Data listing:
- - - - - - -

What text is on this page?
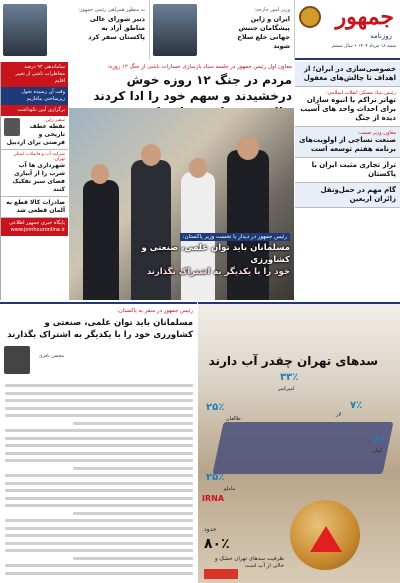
جمهور
روزنامه
شنبه ۱۸ مرداد ۱۴۰۴ • سال ششم
وزیر امور خارجه:
ایران و ژاپن پیشگامان جنبش جهانی خلع سلاح شوند
به منظور همراهی رئیس جمهور:
دبیر شورای عالی مناطق آزاد به پاکستان سفر کرد
خصوصی‌سازی در ایران؛ از اهداف تا چالش‌های مغفول
رئیس بنیاد مسکن انقلاب اسلامی:
تهاتر تراکم با انبوه سازان برای احداث واحد های آسیب دیده از جنگ
معاون وزیر صمت:
صنعت نساجی از اولویت‌های برنامه هفتم توسعه است
تراز تجاری مثبت ایران با پاکستان
گام مهم در حمل‌ونقل زائران اربعین
ساماندهی ۹۲ درصد مخاطرات ناشی از تغییر اقلیم
وقت آن رسیده تحول زیرساختی بیاغازیم
برگزاری آیین نکوداشت
سفیر ژاپن:
نقطه عطف تاریخی و فرصتی برای اردبیل
شرکت آب و فاضلاب استان تهران:
شهرداری ها آب شرب را از آبیاری فضای سبز تفکیک کنند
صادرات کالا قطع به آلمان قطعی شد
پایگاه خبری جمهور اطلاعی
www.jomhouronline.ir
معاون اول رئیس جمهور در جلسه ستاد بازسازی خسارات ناشی از جنگ ۱۲ روزه:
مردم در جنگ ۱۲ روزه خوش درخشیدند و سهم خود را ادا کردند
رئیس جمهور در دیدار با نخست وزیر پاکستان:
مسلمانان باید توان علمی، صنعتی و کشاورزی
خود را با یکدیگر به اشتراک بگذارند
رئیس جمهور در سفر به پاکستان:
مسلمانان باید توان علمی، صنعتی و کشاورزی خود را با یکدیگر به اشتراک بگذارند
محسن باقری	سدهای تهران چقدر آب دارند
۲۵٪
طالقان
۳۳٪
امیرکبیر
۷٪
لار
۶٪
لتیان
۲۵٪
ماملو
IRNA
حدود
۸۰٪
ظرفیت سدهای تهران خشک و خالی از آب است
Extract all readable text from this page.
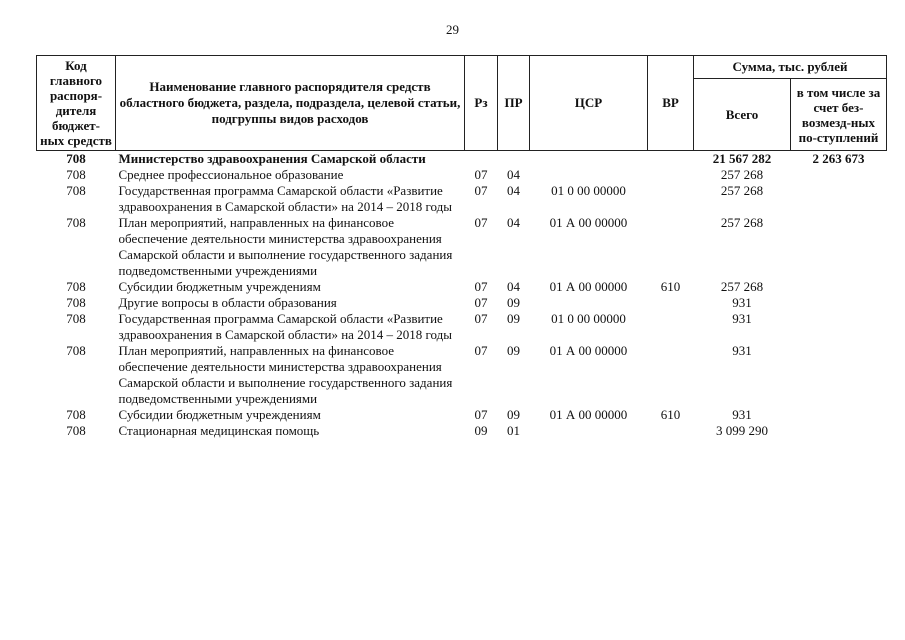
29
Код главного распоря-дителя бюджет-ных средств	Наименование главного распорядителя средств областного бюджета, раздела, подраздела, целевой статьи, подгруппы видов расходов	Рз	ПР	ЦСР	ВР	Сумма, тыс. рублей	
						Всего	в том числе за счет без-возмезд-ных по-ступлений
708	Министерство здравоохранения Самарской области					21 567 282	2 263 673
708	Среднее профессиональное образование	07	04			257 268	
708	Государственная программа Самарской области «Развитие здравоохранения в Самарской области» на 2014 – 2018 годы	07	04	01 0 00 00000		257 268	
708	План мероприятий, направленных на финансовое обеспечение деятельности министерства здравоохранения Самарской области и выполнение государственного задания подведомственными учреждениями	07	04	01 А 00 00000		257 268	
708	Субсидии бюджетным учреждениям	07	04	01 А 00 00000	610	257 268	
708	Другие вопросы в области образования	07	09			931	
708	Государственная программа Самарской области «Развитие здравоохранения в Самарской области» на 2014 – 2018 годы	07	09	01 0 00 00000		931	
708	План мероприятий, направленных на финансовое обеспечение деятельности министерства здравоохранения Самарской области и выполнение государственного задания подведомственными учреждениями	07	09	01 А 00 00000		931	
708	Субсидии бюджетным учреждениям	07	09	01 А 00 00000	610	931	
708	Стационарная медицинская помощь	09	01			3 099 290	
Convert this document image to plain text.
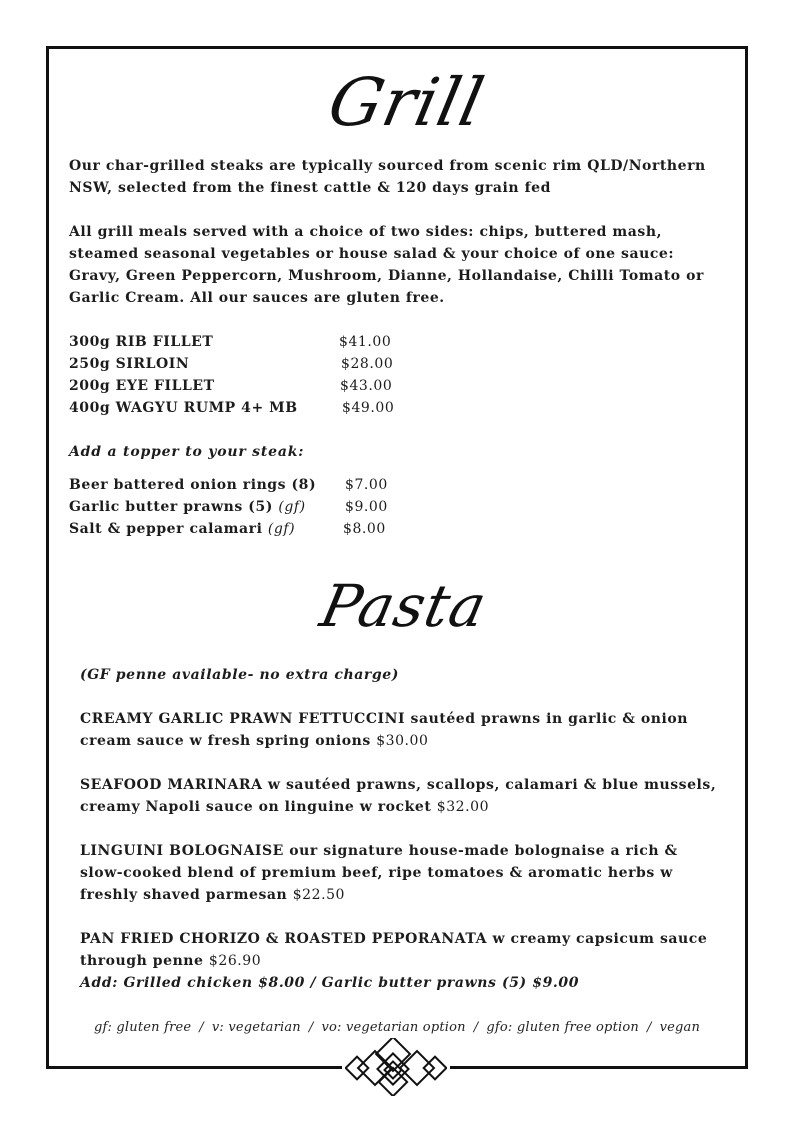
Grill

Our char-grilled steaks are typically sourced from scenic rim QLD/Northern NSW, selected from the finest cattle & 120 days grain fed

All grill meals served with a choice of two sides: chips, buttered mash, steamed seasonal vegetables or house salad & your choice of one sauce: Gravy, Green Peppercorn, Mushroom, Dianne, Hollandaise, Chilli Tomato or Garlic Cream. All our sauces are gluten free.

300g RIB FILLET	$41.00
250g SIRLOIN	$28.00
200g EYE FILLET	$43.00
400g WAGYU RUMP 4+ MB	$49.00
Add a topper to your steak:
Beer battered onion rings (8) $7.00
Garlic butter prawns (5) (gf)	$9.00
Salt & pepper calamari (gf)	$8.00
Pasta
(GF penne available- no extra charge)

CREAMY GARLIC PRAWN FETTUCCINI sautéed prawns in garlic & onion cream sauce w fresh spring onions $30.00

SEAFOOD MARINARA w sautéed prawns, scallops, calamari & blue mussels, creamy Napoli sauce on linguine w rocket $32.00

LINGUINI BOLOGNAISE our signature house-made bolognaise a rich & slow-cooked blend of premium beef, ripe tomatoes & aromatic herbs w freshly shaved parmesan $22.50

PAN FRIED CHORIZO & ROASTED PEPORANATA w creamy capsicum sauce through penne $26.90

Add: Grilled chicken $8.00 / Garlic butter prawns (5) $9.00
gf: gluten free / v: vegetarian / vo: vegetarian option / gfo: gluten free option / vegan
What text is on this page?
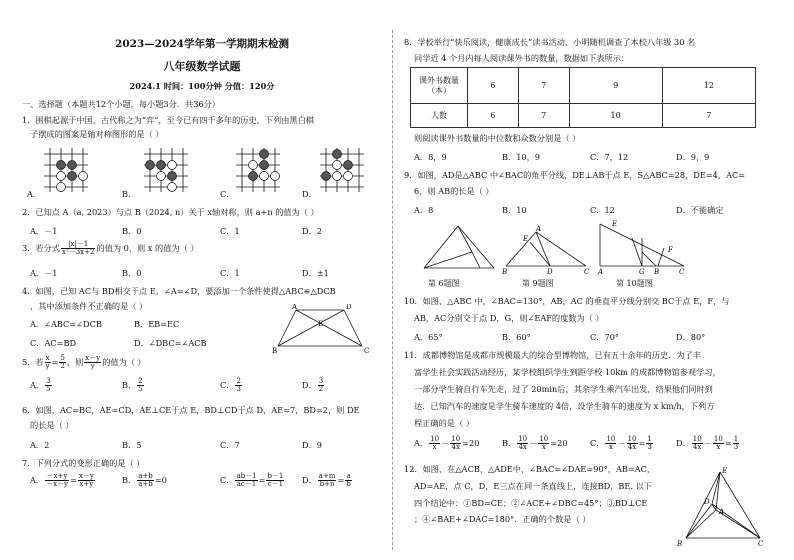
2023—2024学年第一学期期末检测
八年级数学试题
2024.1 时间：100分钟 分值：120分
一、选择题（本题共12个小题，每小题3分．共36分）
1．围棋起源于中国，古代称之为“弈”，至今已有四千多年的历史，下列由黑白棋
子摆成的图案是轴对称图形的是（ ）
A．	B．	C．	D．
2．已知点 A（a, 2023）与点 B（2024, n）关于 x轴对称，则 a+n 的值为（ ）
A．－1	B．0	C．1	D．2
3．若分式 $\frac{|x|-1}{\text{x²－3x+2}}$ 的值为 0，则 x 的值为（ ）
A．－1	B．0	C．1	D．±1
4．如图，已知 AC与 BD相交于点 E，∠A=∠D，要添加一个条件使得△ABC≌△DCB
，其中添加条件不正确的是（ ）
A．∠ABC=∠DCB	B．EB=EC
C．AC=BD	D．∠DBC=∠ACB
A	D
E
B	C
5．若 $\frac{x}{y} = \frac{5}{2}$ ，则 $\frac{x-y}{y}$ 的值为（ ）
A． $\frac{3}{5}$	B． $\frac{2}{5}$	C． $\frac{2}{3}$	D． $\frac{3}{2}$
6．如图，AC=BC，AE=CD，AE⊥CE于点 E，BD⊥CD于点 D，AE=7，BD=2，则 DE
的长是（ ）
A．2	B．5	C．7	D．9
7．下列分式的变形正确的是（ ）
A． $\frac{-x+y}{-x-y} = \frac{x-y}{x+y}$	B． $\frac{a+b}{a+b} =0$	C． $\frac{ab-1}{ac-1} = \frac{b-1}{c-1}$ D． $\frac{a+m}{b+n} = \frac{a}{b}$
8．学校举行“快乐阅读，健康成长”读书活动，小明随机调查了本校八年级 30 名
同学近 4 个月内每人阅读课外书的数量，数据如下表所示：
课外书数量
（本）	6	7	9	12
人数	6	7	10	7
则阅读课外书数量的中位数和众数分别是（ ）
A．8，9	B．10，9	C．7，12	D．9，9
9．如图，AD是△ABC 中∠BAC的角平分线，DE⊥AB于点 E，S△ABC=28，DE=4，AC=
6，则 AB的长是（ ）
A．8	B．10	C．12	D．不能确定
A
E
B	D	C
E
F
A	G B	C
第 6题图	第 9题图	第 10题图
10．如图，△ABC 中，∠BAC=130°，AB，AC 的垂直平分线分别交 BC于点 E，F，与
AB，AC分别交于点 D，G，则∠EAF的度数为（ ）
A．65°	B．60°	C．70°	D．80°
11．成都博物馆是成都市规模最大的综合型博物馆，已有五十余年的历史．为了丰
富学生社会实践活动经历，某学校组织学生到距学校 10km 的成都博物馆参观学习，
一部分学生骑自行车先走，过了 20min后，其余学生乘汽车出发，结果他们同时到
达．已知汽车的速度是学生骑车速度的 4倍，设学生骑车的速度为 x km/h，下列方
程正确的是（ ）
A． $\frac{10}{x} - \frac{10}{4x} =20$	B． $\frac{10}{4x} - \frac{10}{x} =20$	C． $\frac{10}{x} - \frac{10}{4x} = \frac{1}{3}$	D． $\frac{10}{4x} - \frac{10}{x} = \frac{1}{3}$
12．如图，在△ACB，△ADE中，∠BAC=∠DAE=90°，AB=AC，
AD=AE，点 C，D，E三点在同一条直线上，连接BD，BE. 以下
四个结论中：①BD=CE；②∠ACE+∠DBC=45°；③BD⊥CE
；④∠BAE+∠DAC=180°．正确的个数是（ ）
E
D
A
B	C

- - - - - - -

§ **WHAT YOU NEED TO DO**
Determine how many lines of the entries above carry the string "مسلمانان", and give that number alone.

§ **EXERCISE SOLUTION**
2